Find the lines in these entries that include the word "Solve" and state how many there are, with no other words.

Dataset excerpt:
■ ■ ■

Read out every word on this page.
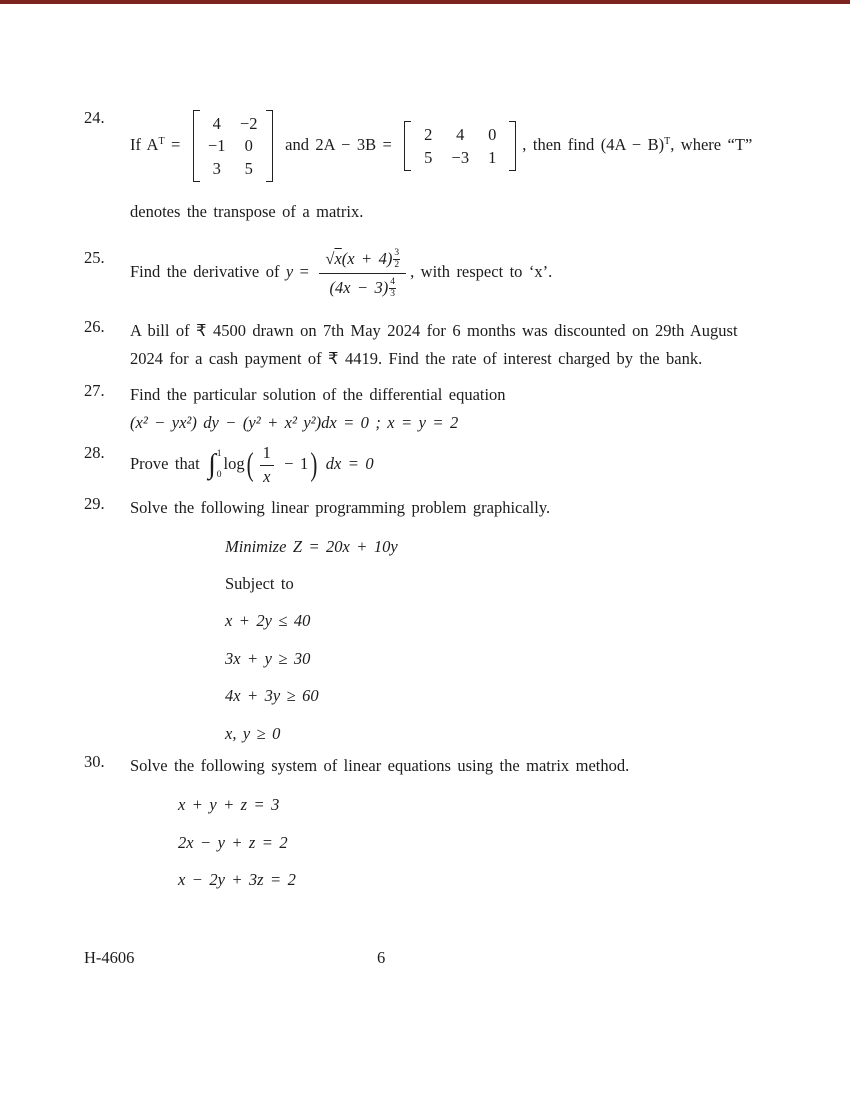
24.
If $A^T$ =
4	−2
−1	0
3	5
and 2A − 3B =
2	4	0
5	−3	1
, then find $(4A - B)^T$, where “T”
denotes the transpose of a matrix.
25.
Find the derivative of $y = \frac{√x(x + 4) \frac{3}{2}}{(4x - 3) \frac{4}{3}}$ , with respect to ‘x’.
26.	A bill of ₹ 4500 drawn on 7th May 2024 for 6 months was discounted on 29th August 2024 for a cash payment of ₹ 4419. Find the rate of interest charged by the bank.
27.	Find the particular solution of the differential equation
(x² − yx²) dy − (y² + x² y²)dx = 0 ; x = y = 2
28.
Prove that ∫ 1
0
$\log( \frac{1}{x} - 1)$ dx = 0
29.	Solve the following linear programming problem graphically.
Minimize Z = 20x + 10y
Subject to
x + 2y ≤ 40
3x + y ≥ 30
4x + 3y ≥ 60
x, y ≥ 0
30.	Solve the following system of linear equations using the matrix method.
x + y + z = 3
2x − y + z = 2
x − 2y + 3z = 2
H-4606	6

■ ■ ■

Full solution: 2